Print the data that follows exactly.

** Start of Dataset records **

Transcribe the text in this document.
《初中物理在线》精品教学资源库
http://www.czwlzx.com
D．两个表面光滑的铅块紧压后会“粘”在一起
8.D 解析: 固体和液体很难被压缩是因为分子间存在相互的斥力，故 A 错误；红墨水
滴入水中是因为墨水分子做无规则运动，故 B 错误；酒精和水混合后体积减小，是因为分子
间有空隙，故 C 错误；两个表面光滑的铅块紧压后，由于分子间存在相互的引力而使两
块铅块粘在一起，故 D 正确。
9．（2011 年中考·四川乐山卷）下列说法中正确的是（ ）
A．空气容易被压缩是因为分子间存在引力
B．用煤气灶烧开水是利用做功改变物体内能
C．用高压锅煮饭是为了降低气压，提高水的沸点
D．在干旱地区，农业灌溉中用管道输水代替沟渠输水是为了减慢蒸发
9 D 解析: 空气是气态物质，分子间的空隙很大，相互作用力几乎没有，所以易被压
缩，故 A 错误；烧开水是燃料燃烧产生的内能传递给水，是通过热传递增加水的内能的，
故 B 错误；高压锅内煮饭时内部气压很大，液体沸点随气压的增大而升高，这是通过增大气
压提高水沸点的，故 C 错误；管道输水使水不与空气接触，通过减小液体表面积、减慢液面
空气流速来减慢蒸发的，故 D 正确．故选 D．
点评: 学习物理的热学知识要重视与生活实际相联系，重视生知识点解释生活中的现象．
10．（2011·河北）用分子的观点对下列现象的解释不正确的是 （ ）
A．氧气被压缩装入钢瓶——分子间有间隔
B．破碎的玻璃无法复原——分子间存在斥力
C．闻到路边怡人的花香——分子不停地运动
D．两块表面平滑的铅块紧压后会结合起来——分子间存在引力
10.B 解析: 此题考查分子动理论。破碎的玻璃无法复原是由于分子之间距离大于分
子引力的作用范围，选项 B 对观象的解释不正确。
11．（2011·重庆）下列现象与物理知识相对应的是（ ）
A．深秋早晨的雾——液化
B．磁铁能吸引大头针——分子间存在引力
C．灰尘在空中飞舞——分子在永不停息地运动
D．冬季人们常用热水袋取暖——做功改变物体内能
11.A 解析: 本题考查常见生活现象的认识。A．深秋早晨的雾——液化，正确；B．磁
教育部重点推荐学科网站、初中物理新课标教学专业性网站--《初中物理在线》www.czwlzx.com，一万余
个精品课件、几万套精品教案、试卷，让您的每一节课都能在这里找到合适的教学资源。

** End of Dataset records **

*Exercise response*:
Transcribe the text in this document.
《初中物理在线》精品教学资源库
http://www.czwlzx.com
D．两个表面光滑的铅块紧压后会“粘”在一起
8.D 解析: 固体和液体很难被压缩是因为分子间存在相互的斥力，故 A 错误；红墨水
滴入水中是因为墨水分子做无规则运动，故 B 错误；酒精和水混合后体积减小，是因为分子
间有空隙，故 C 错误；两个表面光滑的铅块紧压后，由于分子间存在相互的引力而使两
块铅块粘在一起，故 D 正确。
9．（2011 年中考·四川乐山卷）下列说法中正确的是（ ）
A．空气容易被压缩是因为分子间存在引力
B．用煤气灶烧开水是利用做功改变物体内能
C．用高压锅煮饭是为了降低气压，提高水的沸点
D．在干旱地区，农业灌溉中用管道输水代替沟渠输水是为了减慢蒸发
9 D 解析: 空气是气态物质，分子间的空隙很大，相互作用力几乎没有，所以易被压
缩，故 A 错误；烧开水是燃料燃烧产生的内能传递给水，是通过热传递增加水的内能的，
故 B 错误；高压锅内煮饭时内部气压很大，液体沸点随气压的增大而升高，这是通过增大气
压提高水沸点的，故 C 错误；管道输水使水不与空气接触，通过减小液体表面积、减慢液面
空气流速来减慢蒸发的，故 D 正确．故选 D．
点评: 学习物理的热学知识要重视与生活实际相联系，重视生知识点解释生活中的现象．
10．（2011·河北）用分子的观点对下列现象的解释不正确的是 （ ）
A．氧气被压缩装入钢瓶——分子间有间隔
B．破碎的玻璃无法复原——分子间存在斥力
C．闻到路边怡人的花香——分子不停地运动
D．两块表面平滑的铅块紧压后会结合起来——分子间存在引力
10.B 解析: 此题考查分子动理论。破碎的玻璃无法复原是由于分子之间距离大于分
子引力的作用范围，选项 B 对观象的解释不正确。
11．（2011·重庆）下列现象与物理知识相对应的是（ ）
A．深秋早晨的雾——液化
B．磁铁能吸引大头针——分子间存在引力
C．灰尘在空中飞舞——分子在永不停息地运动
D．冬季人们常用热水袋取暖——做功改变物体内能
11.A 解析: 本题考查常见生活现象的认识。A．深秋早晨的雾——液化，正确；B．磁
教育部重点推荐学科网站、初中物理新课标教学专业性网站--《初中物理在线》www.czwlzx.com，一万余
个精品课件、几万套精品教案、试卷，让您的每一节课都能在这里找到合适的教学资源。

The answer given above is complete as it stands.